## Directions
Search the material below for the word "this" and copy every line in which it occurs.
>>
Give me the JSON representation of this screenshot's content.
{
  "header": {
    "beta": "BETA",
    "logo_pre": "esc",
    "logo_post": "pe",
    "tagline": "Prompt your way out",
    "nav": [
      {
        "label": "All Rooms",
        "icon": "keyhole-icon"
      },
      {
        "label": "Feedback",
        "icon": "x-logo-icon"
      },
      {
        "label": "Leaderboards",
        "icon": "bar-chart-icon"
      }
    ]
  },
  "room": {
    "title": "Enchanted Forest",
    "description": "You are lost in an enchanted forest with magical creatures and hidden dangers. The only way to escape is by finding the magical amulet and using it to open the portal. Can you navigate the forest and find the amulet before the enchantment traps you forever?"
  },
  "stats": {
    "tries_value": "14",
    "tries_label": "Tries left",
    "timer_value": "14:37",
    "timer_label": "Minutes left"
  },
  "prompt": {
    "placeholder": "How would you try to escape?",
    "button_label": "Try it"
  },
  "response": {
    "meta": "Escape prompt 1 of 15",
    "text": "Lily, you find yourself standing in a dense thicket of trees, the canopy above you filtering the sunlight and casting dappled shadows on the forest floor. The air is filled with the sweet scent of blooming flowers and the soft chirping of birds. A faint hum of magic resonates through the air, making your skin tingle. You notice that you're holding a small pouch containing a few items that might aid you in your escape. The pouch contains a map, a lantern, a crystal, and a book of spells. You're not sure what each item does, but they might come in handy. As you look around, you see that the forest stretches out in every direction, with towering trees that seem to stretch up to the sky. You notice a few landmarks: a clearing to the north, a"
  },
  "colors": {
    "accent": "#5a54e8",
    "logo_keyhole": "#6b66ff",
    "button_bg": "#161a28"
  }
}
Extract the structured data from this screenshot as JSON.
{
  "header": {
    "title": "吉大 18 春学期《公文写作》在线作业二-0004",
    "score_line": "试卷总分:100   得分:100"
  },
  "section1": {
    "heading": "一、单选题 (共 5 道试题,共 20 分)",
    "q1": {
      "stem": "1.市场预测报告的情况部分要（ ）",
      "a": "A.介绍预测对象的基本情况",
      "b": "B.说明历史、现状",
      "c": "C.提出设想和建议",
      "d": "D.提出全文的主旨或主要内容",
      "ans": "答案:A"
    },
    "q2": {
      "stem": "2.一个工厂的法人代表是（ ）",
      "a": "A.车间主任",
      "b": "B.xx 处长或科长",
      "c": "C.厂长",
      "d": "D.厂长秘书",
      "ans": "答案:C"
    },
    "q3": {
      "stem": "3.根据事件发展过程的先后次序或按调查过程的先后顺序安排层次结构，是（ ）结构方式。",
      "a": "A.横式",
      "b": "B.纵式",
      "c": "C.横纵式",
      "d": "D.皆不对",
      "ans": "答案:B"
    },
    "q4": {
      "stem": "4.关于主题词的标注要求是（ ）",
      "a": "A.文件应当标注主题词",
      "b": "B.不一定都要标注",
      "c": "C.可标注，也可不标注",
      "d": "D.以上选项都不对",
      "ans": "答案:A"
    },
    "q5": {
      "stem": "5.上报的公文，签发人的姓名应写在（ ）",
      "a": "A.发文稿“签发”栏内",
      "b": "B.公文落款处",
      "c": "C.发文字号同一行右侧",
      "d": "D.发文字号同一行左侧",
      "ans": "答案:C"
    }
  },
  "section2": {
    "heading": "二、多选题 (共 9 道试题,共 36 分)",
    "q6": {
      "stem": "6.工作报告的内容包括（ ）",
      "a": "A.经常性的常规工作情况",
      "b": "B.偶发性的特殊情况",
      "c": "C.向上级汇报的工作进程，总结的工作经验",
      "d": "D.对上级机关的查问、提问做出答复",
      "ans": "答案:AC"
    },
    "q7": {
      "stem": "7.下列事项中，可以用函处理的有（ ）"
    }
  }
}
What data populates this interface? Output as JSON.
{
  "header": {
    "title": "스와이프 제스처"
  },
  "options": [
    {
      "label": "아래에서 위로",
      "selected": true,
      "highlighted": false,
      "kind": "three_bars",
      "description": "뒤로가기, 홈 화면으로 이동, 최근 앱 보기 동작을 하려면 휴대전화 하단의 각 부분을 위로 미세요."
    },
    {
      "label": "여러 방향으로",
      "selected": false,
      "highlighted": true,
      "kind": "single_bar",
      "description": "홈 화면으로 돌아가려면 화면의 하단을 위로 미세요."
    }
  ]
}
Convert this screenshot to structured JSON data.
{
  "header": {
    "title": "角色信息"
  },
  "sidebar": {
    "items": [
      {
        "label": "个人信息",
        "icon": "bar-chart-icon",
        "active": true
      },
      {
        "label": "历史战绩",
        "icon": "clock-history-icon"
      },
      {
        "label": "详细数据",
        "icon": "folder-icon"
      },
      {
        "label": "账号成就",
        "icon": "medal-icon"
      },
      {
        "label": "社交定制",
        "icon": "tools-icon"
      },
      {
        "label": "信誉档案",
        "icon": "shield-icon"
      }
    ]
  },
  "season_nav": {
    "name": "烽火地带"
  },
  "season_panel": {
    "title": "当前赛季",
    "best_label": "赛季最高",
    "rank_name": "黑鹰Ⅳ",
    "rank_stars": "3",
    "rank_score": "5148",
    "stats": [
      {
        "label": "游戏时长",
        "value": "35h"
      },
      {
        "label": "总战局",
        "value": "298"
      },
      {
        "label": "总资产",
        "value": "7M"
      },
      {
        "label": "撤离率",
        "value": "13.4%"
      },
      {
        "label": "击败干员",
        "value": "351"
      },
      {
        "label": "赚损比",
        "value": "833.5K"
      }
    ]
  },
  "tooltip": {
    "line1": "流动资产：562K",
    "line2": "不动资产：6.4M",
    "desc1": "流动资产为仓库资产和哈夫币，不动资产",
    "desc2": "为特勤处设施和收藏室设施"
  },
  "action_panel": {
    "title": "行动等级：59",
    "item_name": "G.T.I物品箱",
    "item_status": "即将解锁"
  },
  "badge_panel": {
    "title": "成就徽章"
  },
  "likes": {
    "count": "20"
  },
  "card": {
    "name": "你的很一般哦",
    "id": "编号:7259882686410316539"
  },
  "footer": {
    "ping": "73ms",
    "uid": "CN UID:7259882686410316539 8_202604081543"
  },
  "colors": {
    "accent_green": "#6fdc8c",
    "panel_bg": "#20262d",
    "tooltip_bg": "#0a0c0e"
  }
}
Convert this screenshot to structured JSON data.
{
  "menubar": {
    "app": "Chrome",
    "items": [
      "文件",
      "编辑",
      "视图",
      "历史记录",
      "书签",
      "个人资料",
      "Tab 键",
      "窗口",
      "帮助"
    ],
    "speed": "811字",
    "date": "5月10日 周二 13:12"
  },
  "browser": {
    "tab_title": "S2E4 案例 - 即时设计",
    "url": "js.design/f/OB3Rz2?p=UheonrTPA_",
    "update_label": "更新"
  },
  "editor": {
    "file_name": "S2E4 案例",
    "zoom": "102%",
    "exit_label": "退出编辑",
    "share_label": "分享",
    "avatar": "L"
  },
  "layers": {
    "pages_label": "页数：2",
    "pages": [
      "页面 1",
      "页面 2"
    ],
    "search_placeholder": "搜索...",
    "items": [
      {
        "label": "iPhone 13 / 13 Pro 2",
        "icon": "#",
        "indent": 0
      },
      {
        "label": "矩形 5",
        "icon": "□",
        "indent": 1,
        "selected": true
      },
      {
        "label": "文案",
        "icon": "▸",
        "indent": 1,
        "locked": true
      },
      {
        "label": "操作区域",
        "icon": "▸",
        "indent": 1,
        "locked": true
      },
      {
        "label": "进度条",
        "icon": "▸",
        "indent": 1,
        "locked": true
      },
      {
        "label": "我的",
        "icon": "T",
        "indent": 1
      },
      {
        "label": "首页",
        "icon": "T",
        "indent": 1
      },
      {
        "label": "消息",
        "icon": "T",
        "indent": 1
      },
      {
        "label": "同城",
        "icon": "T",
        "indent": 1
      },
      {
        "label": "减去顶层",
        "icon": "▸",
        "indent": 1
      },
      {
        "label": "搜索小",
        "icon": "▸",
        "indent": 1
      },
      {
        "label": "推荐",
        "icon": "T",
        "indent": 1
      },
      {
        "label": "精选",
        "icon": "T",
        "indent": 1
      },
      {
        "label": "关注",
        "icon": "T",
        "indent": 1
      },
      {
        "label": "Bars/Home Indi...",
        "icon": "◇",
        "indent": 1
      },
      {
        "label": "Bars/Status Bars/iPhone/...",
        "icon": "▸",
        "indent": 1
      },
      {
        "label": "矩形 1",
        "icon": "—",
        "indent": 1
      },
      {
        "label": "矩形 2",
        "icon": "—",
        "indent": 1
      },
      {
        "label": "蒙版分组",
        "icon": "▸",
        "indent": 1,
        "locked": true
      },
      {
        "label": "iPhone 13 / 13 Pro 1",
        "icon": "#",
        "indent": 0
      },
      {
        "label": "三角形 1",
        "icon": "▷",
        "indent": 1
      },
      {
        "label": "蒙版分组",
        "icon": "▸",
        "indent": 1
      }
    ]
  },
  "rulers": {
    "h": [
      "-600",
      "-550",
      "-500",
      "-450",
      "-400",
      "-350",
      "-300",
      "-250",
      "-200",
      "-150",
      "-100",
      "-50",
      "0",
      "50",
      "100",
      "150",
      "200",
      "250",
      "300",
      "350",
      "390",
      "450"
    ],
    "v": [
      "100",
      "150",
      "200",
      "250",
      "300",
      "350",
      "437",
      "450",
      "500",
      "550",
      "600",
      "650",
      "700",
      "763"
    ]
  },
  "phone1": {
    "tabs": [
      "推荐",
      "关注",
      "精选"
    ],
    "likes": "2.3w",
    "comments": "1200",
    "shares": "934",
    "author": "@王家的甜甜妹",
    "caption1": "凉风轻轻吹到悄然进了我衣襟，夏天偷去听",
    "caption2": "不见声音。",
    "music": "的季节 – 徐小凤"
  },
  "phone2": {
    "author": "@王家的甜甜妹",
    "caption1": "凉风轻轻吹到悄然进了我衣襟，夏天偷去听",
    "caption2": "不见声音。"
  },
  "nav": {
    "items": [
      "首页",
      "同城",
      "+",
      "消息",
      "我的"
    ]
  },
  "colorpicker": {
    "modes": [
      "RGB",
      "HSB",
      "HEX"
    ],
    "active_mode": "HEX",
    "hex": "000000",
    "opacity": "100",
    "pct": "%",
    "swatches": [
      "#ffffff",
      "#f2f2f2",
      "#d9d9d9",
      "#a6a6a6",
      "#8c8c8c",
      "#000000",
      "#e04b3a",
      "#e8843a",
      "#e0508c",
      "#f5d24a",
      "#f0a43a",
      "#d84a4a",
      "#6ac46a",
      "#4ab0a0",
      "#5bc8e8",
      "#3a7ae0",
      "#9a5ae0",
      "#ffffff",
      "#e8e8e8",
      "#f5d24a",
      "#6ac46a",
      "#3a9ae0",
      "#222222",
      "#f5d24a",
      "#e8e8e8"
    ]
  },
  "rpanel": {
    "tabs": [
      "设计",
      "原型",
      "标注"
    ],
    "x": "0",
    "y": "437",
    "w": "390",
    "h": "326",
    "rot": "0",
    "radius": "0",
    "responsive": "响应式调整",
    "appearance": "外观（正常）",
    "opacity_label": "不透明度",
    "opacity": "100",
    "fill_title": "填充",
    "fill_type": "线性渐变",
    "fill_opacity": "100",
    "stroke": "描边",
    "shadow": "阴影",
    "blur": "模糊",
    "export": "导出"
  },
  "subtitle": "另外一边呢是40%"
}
<<
## Result
Give me the JSON representation of this screenshot's content.
Extract the structured data from this screenshot as JSON.
What data populates this interface? Output as JSON.
Convert this screenshot to structured JSON data.
Convert this screenshot to structured JSON data.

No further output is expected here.